— BEGIN Listed entries —

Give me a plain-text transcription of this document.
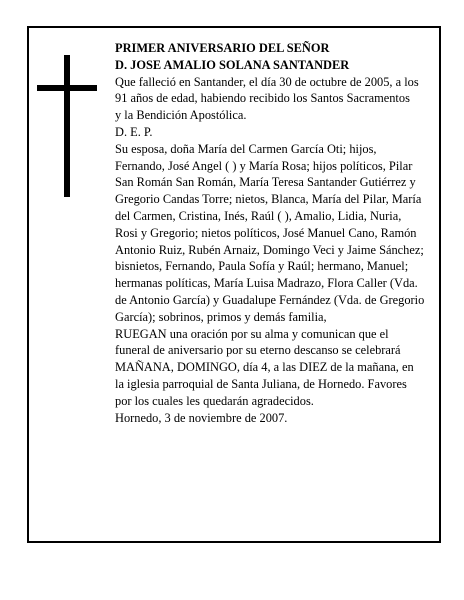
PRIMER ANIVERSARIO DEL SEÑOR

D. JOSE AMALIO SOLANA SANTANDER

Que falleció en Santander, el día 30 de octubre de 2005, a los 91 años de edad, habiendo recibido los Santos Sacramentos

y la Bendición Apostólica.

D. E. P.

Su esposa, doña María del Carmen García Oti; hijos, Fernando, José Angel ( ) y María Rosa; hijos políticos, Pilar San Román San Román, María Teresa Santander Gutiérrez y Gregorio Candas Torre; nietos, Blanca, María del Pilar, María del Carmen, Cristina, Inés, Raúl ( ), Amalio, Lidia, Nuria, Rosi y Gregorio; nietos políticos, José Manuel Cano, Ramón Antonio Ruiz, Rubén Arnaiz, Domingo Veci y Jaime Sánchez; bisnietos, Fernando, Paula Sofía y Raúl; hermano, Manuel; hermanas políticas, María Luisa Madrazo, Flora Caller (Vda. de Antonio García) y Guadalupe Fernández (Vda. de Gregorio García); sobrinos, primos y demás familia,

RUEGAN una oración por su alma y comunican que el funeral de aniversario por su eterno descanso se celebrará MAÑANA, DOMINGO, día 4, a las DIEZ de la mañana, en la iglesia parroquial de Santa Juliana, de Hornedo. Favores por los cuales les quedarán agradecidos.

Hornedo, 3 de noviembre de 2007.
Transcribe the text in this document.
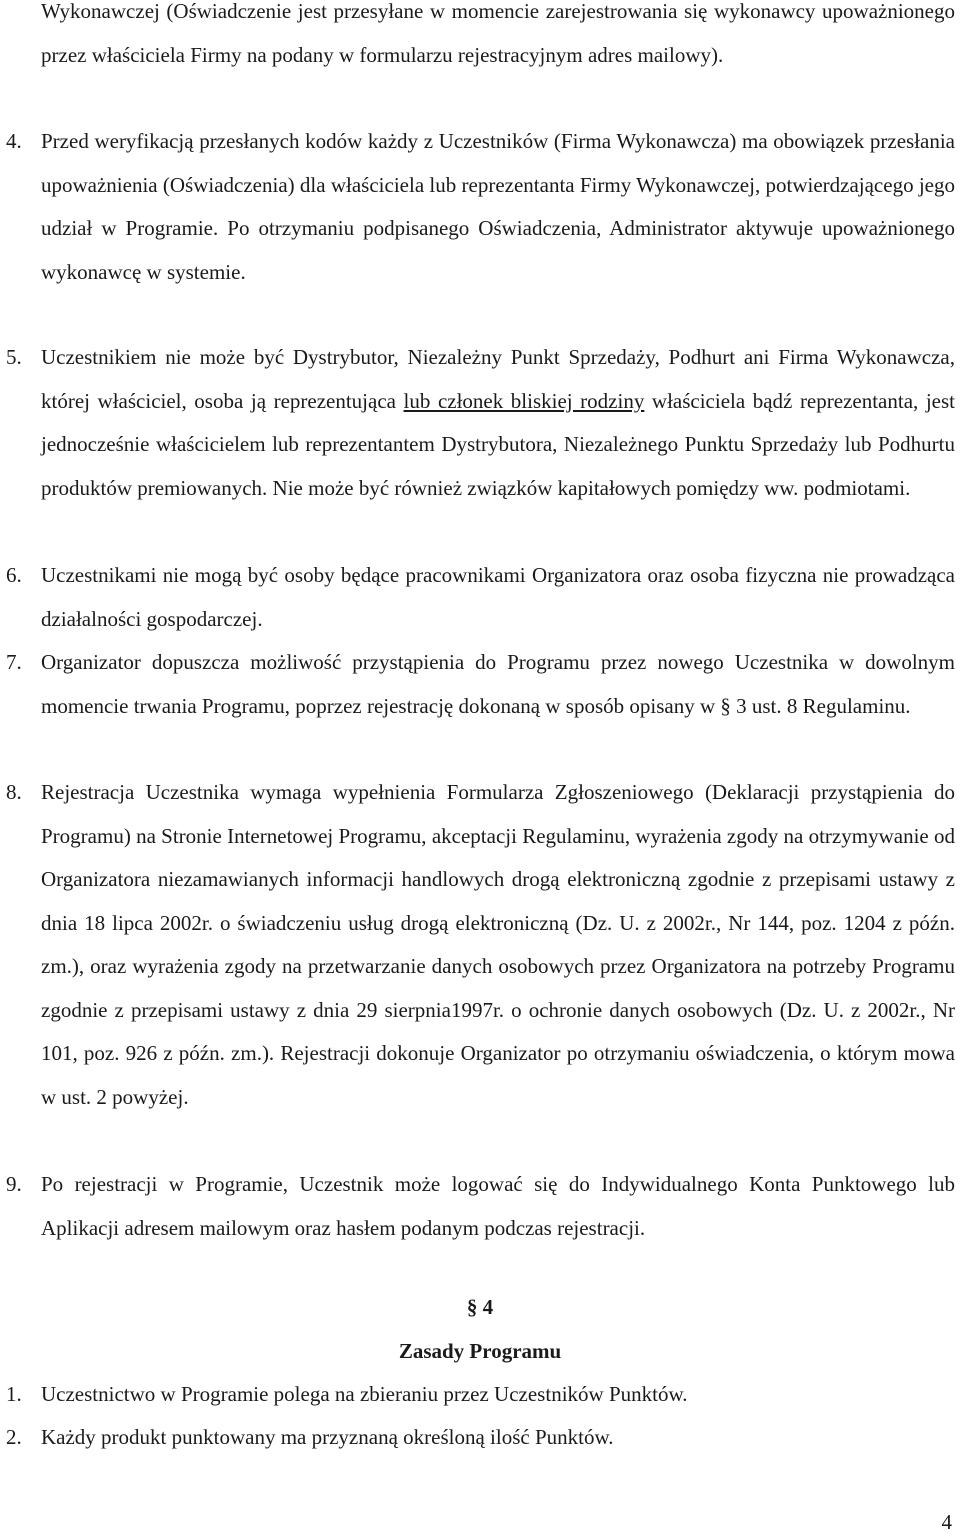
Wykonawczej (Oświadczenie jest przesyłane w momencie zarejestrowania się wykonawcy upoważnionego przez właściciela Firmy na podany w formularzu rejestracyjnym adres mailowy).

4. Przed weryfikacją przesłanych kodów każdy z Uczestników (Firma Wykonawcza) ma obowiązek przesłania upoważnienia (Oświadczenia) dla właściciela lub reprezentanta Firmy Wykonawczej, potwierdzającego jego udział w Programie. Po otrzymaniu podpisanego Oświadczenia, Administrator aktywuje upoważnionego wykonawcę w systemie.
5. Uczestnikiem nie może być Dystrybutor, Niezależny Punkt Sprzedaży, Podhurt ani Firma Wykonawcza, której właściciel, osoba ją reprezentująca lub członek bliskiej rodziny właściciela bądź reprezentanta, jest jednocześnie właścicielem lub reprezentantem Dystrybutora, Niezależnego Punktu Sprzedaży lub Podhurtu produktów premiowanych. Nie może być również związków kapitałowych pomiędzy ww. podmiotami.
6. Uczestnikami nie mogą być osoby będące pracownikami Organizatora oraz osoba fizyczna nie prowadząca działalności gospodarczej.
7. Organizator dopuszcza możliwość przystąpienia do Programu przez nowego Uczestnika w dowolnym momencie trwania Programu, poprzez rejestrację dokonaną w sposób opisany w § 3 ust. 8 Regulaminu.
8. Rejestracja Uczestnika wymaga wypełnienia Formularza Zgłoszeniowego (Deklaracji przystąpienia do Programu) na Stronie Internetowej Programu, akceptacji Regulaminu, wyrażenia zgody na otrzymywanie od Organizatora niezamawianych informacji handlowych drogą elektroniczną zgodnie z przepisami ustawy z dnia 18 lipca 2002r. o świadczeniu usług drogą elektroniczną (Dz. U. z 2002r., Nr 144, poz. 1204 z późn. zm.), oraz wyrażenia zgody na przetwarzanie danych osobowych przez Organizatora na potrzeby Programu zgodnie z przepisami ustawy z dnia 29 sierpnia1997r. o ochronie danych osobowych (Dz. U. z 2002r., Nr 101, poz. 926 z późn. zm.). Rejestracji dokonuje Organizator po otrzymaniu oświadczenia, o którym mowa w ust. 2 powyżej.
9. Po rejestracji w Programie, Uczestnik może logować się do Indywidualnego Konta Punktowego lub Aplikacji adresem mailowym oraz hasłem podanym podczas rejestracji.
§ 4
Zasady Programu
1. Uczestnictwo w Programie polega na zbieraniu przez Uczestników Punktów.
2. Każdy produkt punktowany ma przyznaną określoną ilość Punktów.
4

— END Listed entries —

Short task ▸
Output the records above exactly; leave out the pictures.

Response to the task ▸
Give me a plain-text transcription of this document.
PRIMER ANIVERSARIO DEL SEÑOR

D. JOSE AMALIO SOLANA SANTANDER

Que falleció en Santander, el día 30 de octubre de 2005, a los 91 años de edad, habiendo recibido los Santos Sacramentos

y la Bendición Apostólica.

D. E. P.

Su esposa, doña María del Carmen García Oti; hijos, Fernando, José Angel ( ) y María Rosa; hijos políticos, Pilar San Román San Román, María Teresa Santander Gutiérrez y Gregorio Candas Torre; nietos, Blanca, María del Pilar, María del Carmen, Cristina, Inés, Raúl ( ), Amalio, Lidia, Nuria, Rosi y Gregorio; nietos políticos, José Manuel Cano, Ramón Antonio Ruiz, Rubén Arnaiz, Domingo Veci y Jaime Sánchez; bisnietos, Fernando, Paula Sofía y Raúl; hermano, Manuel; hermanas políticas, María Luisa Madrazo, Flora Caller (Vda. de Antonio García) y Guadalupe Fernández (Vda. de Gregorio García); sobrinos, primos y demás familia,

RUEGAN una oración por su alma y comunican que el funeral de aniversario por su eterno descanso se celebrará MAÑANA, DOMINGO, día 4, a las DIEZ de la mañana, en la iglesia parroquial de Santa Juliana, de Hornedo. Favores por los cuales les quedarán agradecidos.

Hornedo, 3 de noviembre de 2007.
Transcribe the text in this document.
Wykonawczej (Oświadczenie jest przesyłane w momencie zarejestrowania się wykonawcy upoważnionego przez właściciela Firmy na podany w formularzu rejestracyjnym adres mailowy).

4. Przed weryfikacją przesłanych kodów każdy z Uczestników (Firma Wykonawcza) ma obowiązek przesłania upoważnienia (Oświadczenia) dla właściciela lub reprezentanta Firmy Wykonawczej, potwierdzającego jego udział w Programie. Po otrzymaniu podpisanego Oświadczenia, Administrator aktywuje upoważnionego wykonawcę w systemie.
5. Uczestnikiem nie może być Dystrybutor, Niezależny Punkt Sprzedaży, Podhurt ani Firma Wykonawcza, której właściciel, osoba ją reprezentująca lub członek bliskiej rodziny właściciela bądź reprezentanta, jest jednocześnie właścicielem lub reprezentantem Dystrybutora, Niezależnego Punktu Sprzedaży lub Podhurtu produktów premiowanych. Nie może być również związków kapitałowych pomiędzy ww. podmiotami.
6. Uczestnikami nie mogą być osoby będące pracownikami Organizatora oraz osoba fizyczna nie prowadząca działalności gospodarczej.
7. Organizator dopuszcza możliwość przystąpienia do Programu przez nowego Uczestnika w dowolnym momencie trwania Programu, poprzez rejestrację dokonaną w sposób opisany w § 3 ust. 8 Regulaminu.
8. Rejestracja Uczestnika wymaga wypełnienia Formularza Zgłoszeniowego (Deklaracji przystąpienia do Programu) na Stronie Internetowej Programu, akceptacji Regulaminu, wyrażenia zgody na otrzymywanie od Organizatora niezamawianych informacji handlowych drogą elektroniczną zgodnie z przepisami ustawy z dnia 18 lipca 2002r. o świadczeniu usług drogą elektroniczną (Dz. U. z 2002r., Nr 144, poz. 1204 z późn. zm.), oraz wyrażenia zgody na przetwarzanie danych osobowych przez Organizatora na potrzeby Programu zgodnie z przepisami ustawy z dnia 29 sierpnia1997r. o ochronie danych osobowych (Dz. U. z 2002r., Nr 101, poz. 926 z późn. zm.). Rejestracji dokonuje Organizator po otrzymaniu oświadczenia, o którym mowa w ust. 2 powyżej.
9. Po rejestracji w Programie, Uczestnik może logować się do Indywidualnego Konta Punktowego lub Aplikacji adresem mailowym oraz hasłem podanym podczas rejestracji.
§ 4
Zasady Programu
1. Uczestnictwo w Programie polega na zbieraniu przez Uczestników Punktów.
2. Każdy produkt punktowany ma przyznaną określoną ilość Punktów.
4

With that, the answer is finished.